-------- Data listing

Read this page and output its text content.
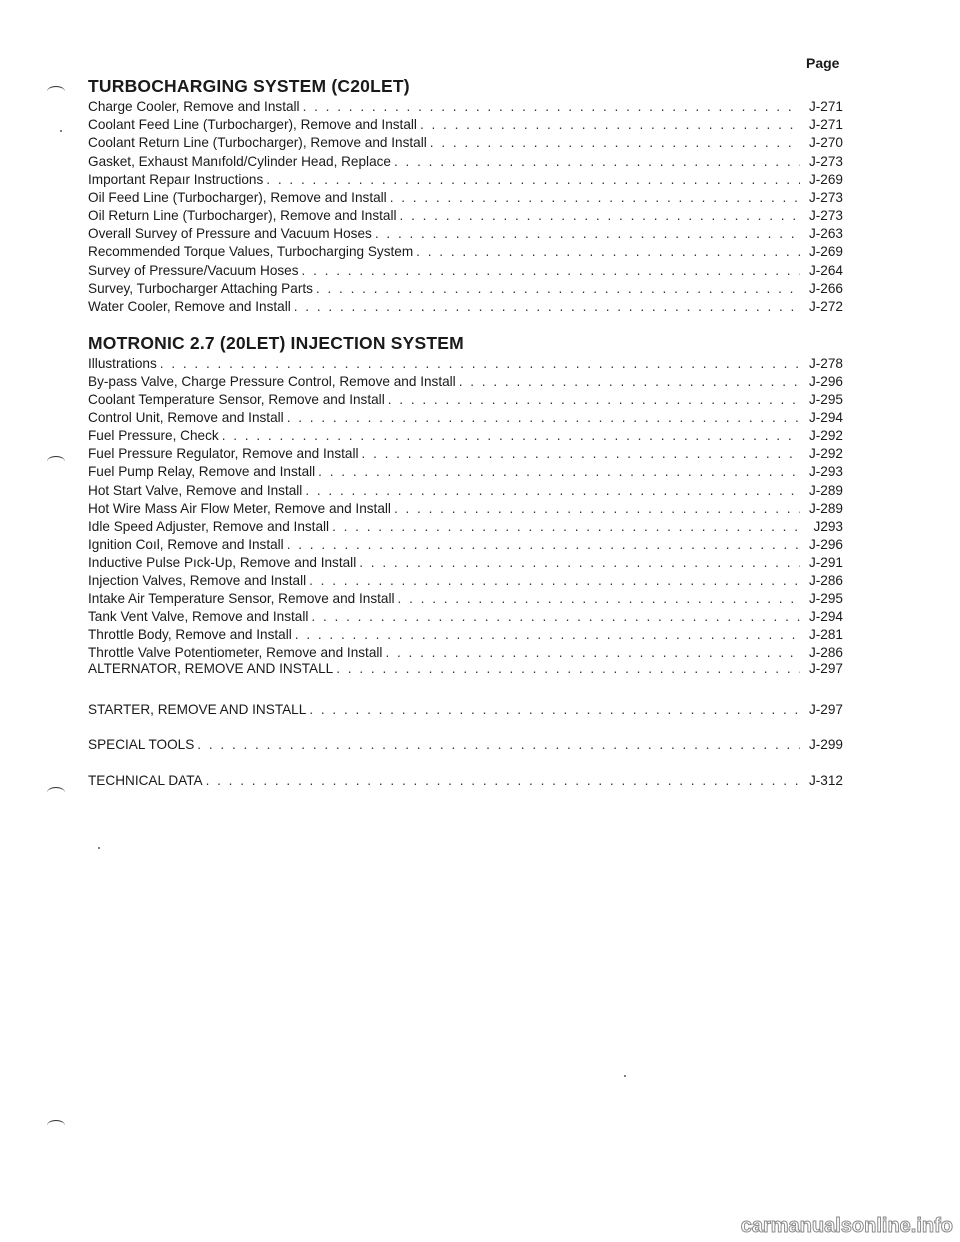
Page
TURBOCHARGING SYSTEM (C20LET)
Charge Cooler, Remove and Install . . .	J-271
Coolant Feed Line (Turbocharger), Remove and Install . . .	J-271
Coolant Return Line (Turbocharger), Remove and Install . . .	J-270
Gasket, Exhaust Manıfold/Cylinder Head, Replace . . .	J-273
Important Repaır Instructions . . .	J-269
Oil Feed Line (Turbocharger), Remove and Install . . .	J-273
Oil Return Line (Turbocharger), Remove and Install . . .	J-273
Overall Survey of Pressure and Vacuum Hoses . . .	J-263
Recommended Torque Values, Turbocharging System . . .	J-269
Survey of Pressure/Vacuum Hoses . . .	J-264
Survey, Turbocharger Attaching Parts . . .	J-266
Water Cooler, Remove and Install . . .	J-272
MOTRONIC 2.7 (20LET) INJECTION SYSTEM
Illustrations . . .	J-278
By-pass Valve, Charge Pressure Control, Remove and Install . . .	J-296
Coolant Temperature Sensor, Remove and Install . . .	J-295
Control Unit, Remove and Install . . .	J-294
Fuel Pressure, Check . . .	J-292
Fuel Pressure Regulator, Remove and Install . . .	J-292
Fuel Pump Relay, Remove and Install . . .	J-293
Hot Start Valve, Remove and Install . . .	J-289
Hot Wire Mass Air Flow Meter, Remove and Install . . .	J-289
Idle Speed Adjuster, Remove and Install . . .	J293
Ignition Coıl, Remove and Install . . .	J-296
Inductive Pulse Pıck-Up, Remove and Install . . .	J-291
Injection Valves, Remove and Install . . .	J-286
Intake Air Temperature Sensor, Remove and Install . . .	J-295
Tank Vent Valve, Remove and Install . . .	J-294
Throttle Body, Remove and Install . . .	J-281
Throttle Valve Potentiometer, Remove and Install . . .	J-286
ALTERNATOR, REMOVE AND INSTALL . . .	J-297
STARTER, REMOVE AND INSTALL . . .	J-297
SPECIAL TOOLS . . .	J-299
TECHNICAL DATA . . .	J-312
carmanualsonline.info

----------------

▸ **Exercise prompt**:
Return to the listing above and set it down exactly, leaving out its pictures.

▸ **Response to the task**:
Read this page and output its text content.
Page
TURBOCHARGING SYSTEM (C20LET)
Charge Cooler, Remove and Install . . .	J-271
Coolant Feed Line (Turbocharger), Remove and Install . . .	J-271
Coolant Return Line (Turbocharger), Remove and Install . . .	J-270
Gasket, Exhaust Manıfold/Cylinder Head, Replace . . .	J-273
Important Repaır Instructions . . .	J-269
Oil Feed Line (Turbocharger), Remove and Install . . .	J-273
Oil Return Line (Turbocharger), Remove and Install . . .	J-273
Overall Survey of Pressure and Vacuum Hoses . . .	J-263
Recommended Torque Values, Turbocharging System . . .	J-269
Survey of Pressure/Vacuum Hoses . . .	J-264
Survey, Turbocharger Attaching Parts . . .	J-266
Water Cooler, Remove and Install . . .	J-272
MOTRONIC 2.7 (20LET) INJECTION SYSTEM
Illustrations . . .	J-278
By-pass Valve, Charge Pressure Control, Remove and Install . . .	J-296
Coolant Temperature Sensor, Remove and Install . . .	J-295
Control Unit, Remove and Install . . .	J-294
Fuel Pressure, Check . . .	J-292
Fuel Pressure Regulator, Remove and Install . . .	J-292
Fuel Pump Relay, Remove and Install . . .	J-293
Hot Start Valve, Remove and Install . . .	J-289
Hot Wire Mass Air Flow Meter, Remove and Install . . .	J-289
Idle Speed Adjuster, Remove and Install . . .	J293
Ignition Coıl, Remove and Install . . .	J-296
Inductive Pulse Pıck-Up, Remove and Install . . .	J-291
Injection Valves, Remove and Install . . .	J-286
Intake Air Temperature Sensor, Remove and Install . . .	J-295
Tank Vent Valve, Remove and Install . . .	J-294
Throttle Body, Remove and Install . . .	J-281
Throttle Valve Potentiometer, Remove and Install . . .	J-286
ALTERNATOR, REMOVE AND INSTALL . . .	J-297
STARTER, REMOVE AND INSTALL . . .	J-297
SPECIAL TOOLS . . .	J-299
TECHNICAL DATA . . .	J-312
carmanualsonline.info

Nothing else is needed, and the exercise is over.